Dataset records:

++++++++

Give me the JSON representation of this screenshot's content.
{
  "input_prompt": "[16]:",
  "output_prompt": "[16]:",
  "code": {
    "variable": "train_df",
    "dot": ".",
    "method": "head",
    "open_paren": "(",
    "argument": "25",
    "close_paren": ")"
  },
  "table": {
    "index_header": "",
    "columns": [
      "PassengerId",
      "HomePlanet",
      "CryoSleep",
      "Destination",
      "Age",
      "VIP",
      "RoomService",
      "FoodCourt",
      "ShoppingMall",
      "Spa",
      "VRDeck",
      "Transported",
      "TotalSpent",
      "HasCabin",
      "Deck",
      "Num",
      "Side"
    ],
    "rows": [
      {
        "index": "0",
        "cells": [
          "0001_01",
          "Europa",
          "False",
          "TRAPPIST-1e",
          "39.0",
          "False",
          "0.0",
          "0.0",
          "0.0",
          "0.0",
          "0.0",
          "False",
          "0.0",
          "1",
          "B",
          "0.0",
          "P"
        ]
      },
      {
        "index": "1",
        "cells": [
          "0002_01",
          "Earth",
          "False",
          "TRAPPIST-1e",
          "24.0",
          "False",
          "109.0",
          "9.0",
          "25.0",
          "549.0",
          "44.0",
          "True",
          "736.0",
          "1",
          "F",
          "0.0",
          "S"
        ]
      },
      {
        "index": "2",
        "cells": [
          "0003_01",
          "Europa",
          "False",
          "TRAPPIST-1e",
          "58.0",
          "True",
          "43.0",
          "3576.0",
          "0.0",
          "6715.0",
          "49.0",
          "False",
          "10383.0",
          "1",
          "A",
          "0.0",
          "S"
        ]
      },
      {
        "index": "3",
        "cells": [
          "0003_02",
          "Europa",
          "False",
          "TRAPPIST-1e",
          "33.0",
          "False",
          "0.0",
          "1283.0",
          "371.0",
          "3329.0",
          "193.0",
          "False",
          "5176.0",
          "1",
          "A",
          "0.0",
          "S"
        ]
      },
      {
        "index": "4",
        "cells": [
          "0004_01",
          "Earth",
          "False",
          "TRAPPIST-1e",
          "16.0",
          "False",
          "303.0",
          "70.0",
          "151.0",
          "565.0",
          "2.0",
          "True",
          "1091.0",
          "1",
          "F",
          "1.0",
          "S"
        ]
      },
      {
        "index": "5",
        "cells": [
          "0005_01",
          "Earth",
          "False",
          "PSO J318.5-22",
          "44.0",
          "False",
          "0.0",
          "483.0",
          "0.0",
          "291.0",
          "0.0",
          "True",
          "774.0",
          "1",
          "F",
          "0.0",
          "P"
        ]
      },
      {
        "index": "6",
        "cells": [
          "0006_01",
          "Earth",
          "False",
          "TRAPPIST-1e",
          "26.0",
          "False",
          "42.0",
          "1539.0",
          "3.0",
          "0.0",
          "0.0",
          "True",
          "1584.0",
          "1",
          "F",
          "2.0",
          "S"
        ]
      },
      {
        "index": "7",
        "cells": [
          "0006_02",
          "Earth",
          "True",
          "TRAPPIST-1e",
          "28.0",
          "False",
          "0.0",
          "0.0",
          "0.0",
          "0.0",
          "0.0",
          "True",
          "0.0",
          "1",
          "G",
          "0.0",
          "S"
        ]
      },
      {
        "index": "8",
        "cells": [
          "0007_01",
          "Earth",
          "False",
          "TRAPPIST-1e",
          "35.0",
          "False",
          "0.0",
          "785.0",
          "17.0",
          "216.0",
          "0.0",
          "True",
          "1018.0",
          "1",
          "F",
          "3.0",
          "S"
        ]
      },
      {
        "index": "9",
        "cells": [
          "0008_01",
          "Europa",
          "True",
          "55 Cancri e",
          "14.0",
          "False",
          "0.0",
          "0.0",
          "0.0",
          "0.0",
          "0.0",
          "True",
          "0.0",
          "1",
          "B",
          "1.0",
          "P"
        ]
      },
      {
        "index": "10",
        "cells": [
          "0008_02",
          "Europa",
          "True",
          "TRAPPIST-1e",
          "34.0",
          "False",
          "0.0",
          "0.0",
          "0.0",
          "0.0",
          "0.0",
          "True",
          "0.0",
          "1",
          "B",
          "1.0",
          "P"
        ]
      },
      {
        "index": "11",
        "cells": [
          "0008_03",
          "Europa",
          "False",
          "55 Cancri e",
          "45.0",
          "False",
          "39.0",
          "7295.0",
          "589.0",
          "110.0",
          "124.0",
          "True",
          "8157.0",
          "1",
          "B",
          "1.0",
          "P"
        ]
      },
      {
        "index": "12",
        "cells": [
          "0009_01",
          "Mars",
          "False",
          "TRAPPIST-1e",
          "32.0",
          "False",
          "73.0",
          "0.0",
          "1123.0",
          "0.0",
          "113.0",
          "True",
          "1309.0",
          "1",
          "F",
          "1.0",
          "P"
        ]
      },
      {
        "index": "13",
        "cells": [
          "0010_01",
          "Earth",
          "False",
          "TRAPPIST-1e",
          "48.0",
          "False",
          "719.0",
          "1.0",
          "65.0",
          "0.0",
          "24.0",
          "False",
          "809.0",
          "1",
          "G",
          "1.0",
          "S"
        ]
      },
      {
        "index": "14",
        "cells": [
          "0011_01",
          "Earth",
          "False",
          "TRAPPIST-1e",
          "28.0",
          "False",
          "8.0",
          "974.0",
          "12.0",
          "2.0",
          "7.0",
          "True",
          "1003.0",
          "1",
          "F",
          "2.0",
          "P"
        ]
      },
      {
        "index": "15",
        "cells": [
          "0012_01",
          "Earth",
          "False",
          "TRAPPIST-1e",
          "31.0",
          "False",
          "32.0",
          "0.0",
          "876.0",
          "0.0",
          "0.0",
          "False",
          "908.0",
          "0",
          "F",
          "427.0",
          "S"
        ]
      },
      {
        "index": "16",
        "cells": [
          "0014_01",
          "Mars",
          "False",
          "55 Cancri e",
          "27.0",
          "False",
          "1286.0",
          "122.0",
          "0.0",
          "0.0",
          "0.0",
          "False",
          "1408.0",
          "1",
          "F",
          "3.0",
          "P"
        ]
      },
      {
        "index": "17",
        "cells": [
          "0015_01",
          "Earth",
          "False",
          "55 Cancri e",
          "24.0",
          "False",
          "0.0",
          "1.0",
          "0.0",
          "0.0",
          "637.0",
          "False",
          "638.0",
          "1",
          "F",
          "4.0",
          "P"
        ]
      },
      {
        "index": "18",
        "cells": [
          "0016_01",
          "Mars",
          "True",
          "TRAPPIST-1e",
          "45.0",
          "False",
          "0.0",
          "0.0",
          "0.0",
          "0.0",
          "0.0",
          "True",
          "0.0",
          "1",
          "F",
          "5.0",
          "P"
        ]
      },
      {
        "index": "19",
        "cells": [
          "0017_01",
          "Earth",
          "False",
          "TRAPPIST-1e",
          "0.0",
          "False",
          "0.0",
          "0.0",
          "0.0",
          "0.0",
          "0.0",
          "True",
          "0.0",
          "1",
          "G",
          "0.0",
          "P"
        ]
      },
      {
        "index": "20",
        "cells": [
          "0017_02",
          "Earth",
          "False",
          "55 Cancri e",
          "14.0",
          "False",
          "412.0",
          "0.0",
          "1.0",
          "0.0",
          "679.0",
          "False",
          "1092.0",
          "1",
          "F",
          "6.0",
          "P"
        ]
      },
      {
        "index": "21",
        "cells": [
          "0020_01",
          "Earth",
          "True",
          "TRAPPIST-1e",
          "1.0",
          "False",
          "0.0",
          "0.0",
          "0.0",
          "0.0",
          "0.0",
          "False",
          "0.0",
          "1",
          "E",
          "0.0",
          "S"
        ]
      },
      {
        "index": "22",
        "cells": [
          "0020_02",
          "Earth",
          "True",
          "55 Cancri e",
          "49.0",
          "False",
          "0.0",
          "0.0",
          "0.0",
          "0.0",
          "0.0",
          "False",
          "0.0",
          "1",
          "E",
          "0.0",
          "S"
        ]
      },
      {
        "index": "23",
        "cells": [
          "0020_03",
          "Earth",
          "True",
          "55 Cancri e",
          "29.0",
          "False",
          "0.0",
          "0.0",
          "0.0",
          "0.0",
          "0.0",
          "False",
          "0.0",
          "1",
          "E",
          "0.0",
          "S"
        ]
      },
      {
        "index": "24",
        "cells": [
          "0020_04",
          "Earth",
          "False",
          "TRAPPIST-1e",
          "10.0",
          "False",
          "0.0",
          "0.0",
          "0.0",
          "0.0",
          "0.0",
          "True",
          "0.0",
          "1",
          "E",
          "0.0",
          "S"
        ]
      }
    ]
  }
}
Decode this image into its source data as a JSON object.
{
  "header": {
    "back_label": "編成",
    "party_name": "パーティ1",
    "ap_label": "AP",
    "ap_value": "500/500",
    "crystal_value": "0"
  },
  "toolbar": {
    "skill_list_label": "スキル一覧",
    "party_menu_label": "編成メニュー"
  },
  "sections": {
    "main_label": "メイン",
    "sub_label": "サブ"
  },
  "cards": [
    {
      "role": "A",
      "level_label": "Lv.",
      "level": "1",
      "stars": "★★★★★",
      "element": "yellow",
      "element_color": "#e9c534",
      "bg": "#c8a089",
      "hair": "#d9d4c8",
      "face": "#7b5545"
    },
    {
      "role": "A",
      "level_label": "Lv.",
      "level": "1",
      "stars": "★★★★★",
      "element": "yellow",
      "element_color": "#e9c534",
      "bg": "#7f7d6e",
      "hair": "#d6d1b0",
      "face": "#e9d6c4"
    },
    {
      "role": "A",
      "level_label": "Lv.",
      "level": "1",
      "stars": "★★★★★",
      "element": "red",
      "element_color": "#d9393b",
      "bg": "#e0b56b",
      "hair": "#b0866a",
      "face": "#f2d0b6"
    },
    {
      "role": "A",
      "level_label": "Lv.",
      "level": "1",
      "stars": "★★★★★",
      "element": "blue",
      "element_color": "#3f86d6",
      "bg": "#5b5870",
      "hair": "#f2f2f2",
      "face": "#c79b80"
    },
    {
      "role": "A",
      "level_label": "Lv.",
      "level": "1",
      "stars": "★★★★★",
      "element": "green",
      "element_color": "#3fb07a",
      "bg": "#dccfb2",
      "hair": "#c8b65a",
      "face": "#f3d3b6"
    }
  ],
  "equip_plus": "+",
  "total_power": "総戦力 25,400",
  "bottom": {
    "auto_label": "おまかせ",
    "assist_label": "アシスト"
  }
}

++++++++

*PROBLEM DETAILS*. Return, from the data, each line that has the word "this" in it.

*THE RESPONSE*.
Give me the JSON representation of this screenshot's content.
Decode this image into its source data as a JSON object.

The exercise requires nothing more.